### EXERCISE OBJECTIVE
Return the material exactly as supplied, apart from the pictures, which are omitted.

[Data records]
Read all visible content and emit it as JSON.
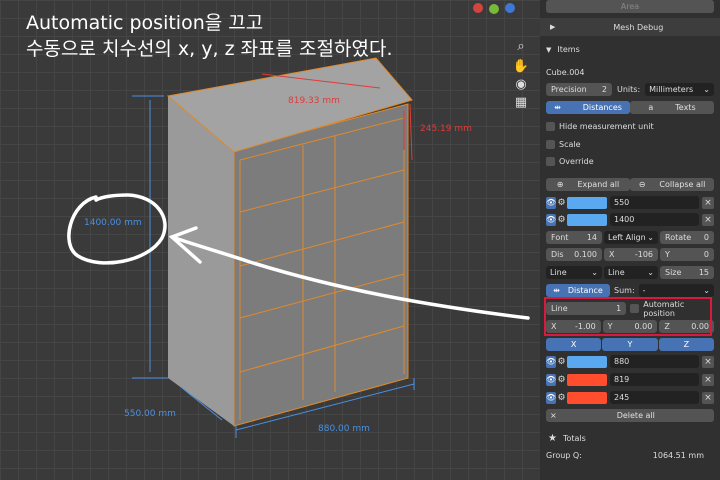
{
  "annotation": {
    "line1": "Automatic position을 끄고",
    "line2": "수동으로 치수선의 x, y, z 좌표를 조절하였다."
  },
  "dimensions": {
    "height": "1400.00 mm",
    "height_circled": "1400.00 mm",
    "depth": "550.00 mm",
    "width": "880.00 mm",
    "top_width": "819.33 mm",
    "top_height": "245.19 mm"
  },
  "colors": {
    "accent": "#4772b3",
    "highlight": "#d81b3c",
    "swatch_blue": "#5aa8f0",
    "swatch_red": "#ff4d2e"
  },
  "panel": {
    "area_tab": "Area",
    "mesh_debug": "Mesh Debug",
    "items_header": "Items",
    "object_name": "Cube.004",
    "precision_label": "Precision",
    "precision_value": "2",
    "units_label": "Units:",
    "units_value": "Millimeters",
    "distances_tab": "Distances",
    "texts_tab": "Texts",
    "hide_unit": "Hide measurement unit",
    "scale": "Scale",
    "override": "Override",
    "expand_all": "Expand all",
    "collapse_all": "Collapse all",
    "item1_value": "550",
    "item2_value": "1400",
    "font_label": "Font",
    "font_value": "14",
    "align_value": "Left Align",
    "rotate_label": "Rotate",
    "rotate_value": "0",
    "dis_label": "Dis",
    "dis_value": "0.100",
    "x_label": "X",
    "x_value": "-106",
    "y_label": "Y",
    "y_value": "0",
    "line_select_1": "Line",
    "line_select_2": "Line",
    "size_label": "Size",
    "size_value": "15",
    "distance_btn": "Distance",
    "sum_label": "Sum:",
    "sum_value": "-",
    "line_label": "Line",
    "line_value": "1",
    "auto_position": "Automatic position",
    "pos_x_label": "X",
    "pos_x_value": "-1.00",
    "pos_y_label": "Y",
    "pos_y_value": "0.00",
    "pos_z_label": "Z",
    "pos_z_value": "0.00",
    "axis_x": "X",
    "axis_y": "Y",
    "axis_z": "Z",
    "item3_value": "880",
    "item4_value": "819",
    "item5_value": "245",
    "delete_all": "Delete all",
    "totals_header": "Totals",
    "group_label": "Group Q:",
    "group_value": "1064.51 mm"
  }
}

### OUTPUT FOR THIS EXERCISE
Read all visible content and emit it as JSON.
{
  "annotation": {
    "line1": "Automatic position을 끄고",
    "line2": "수동으로 치수선의 x, y, z 좌표를 조절하였다."
  },
  "dimensions": {
    "height": "1400.00 mm",
    "height_circled": "1400.00 mm",
    "depth": "550.00 mm",
    "width": "880.00 mm",
    "top_width": "819.33 mm",
    "top_height": "245.19 mm"
  },
  "colors": {
    "accent": "#4772b3",
    "highlight": "#d81b3c",
    "swatch_blue": "#5aa8f0",
    "swatch_red": "#ff4d2e"
  },
  "panel": {
    "area_tab": "Area",
    "mesh_debug": "Mesh Debug",
    "items_header": "Items",
    "object_name": "Cube.004",
    "precision_label": "Precision",
    "precision_value": "2",
    "units_label": "Units:",
    "units_value": "Millimeters",
    "distances_tab": "Distances",
    "texts_tab": "Texts",
    "hide_unit": "Hide measurement unit",
    "scale": "Scale",
    "override": "Override",
    "expand_all": "Expand all",
    "collapse_all": "Collapse all",
    "item1_value": "550",
    "item2_value": "1400",
    "font_label": "Font",
    "font_value": "14",
    "align_value": "Left Align",
    "rotate_label": "Rotate",
    "rotate_value": "0",
    "dis_label": "Dis",
    "dis_value": "0.100",
    "x_label": "X",
    "x_value": "-106",
    "y_label": "Y",
    "y_value": "0",
    "line_select_1": "Line",
    "line_select_2": "Line",
    "size_label": "Size",
    "size_value": "15",
    "distance_btn": "Distance",
    "sum_label": "Sum:",
    "sum_value": "-",
    "line_label": "Line",
    "line_value": "1",
    "auto_position": "Automatic position",
    "pos_x_label": "X",
    "pos_x_value": "-1.00",
    "pos_y_label": "Y",
    "pos_y_value": "0.00",
    "pos_z_label": "Z",
    "pos_z_value": "0.00",
    "axis_x": "X",
    "axis_y": "Y",
    "axis_z": "Z",
    "item3_value": "880",
    "item4_value": "819",
    "item5_value": "245",
    "delete_all": "Delete all",
    "totals_header": "Totals",
    "group_label": "Group Q:",
    "group_value": "1064.51 mm"
  }
}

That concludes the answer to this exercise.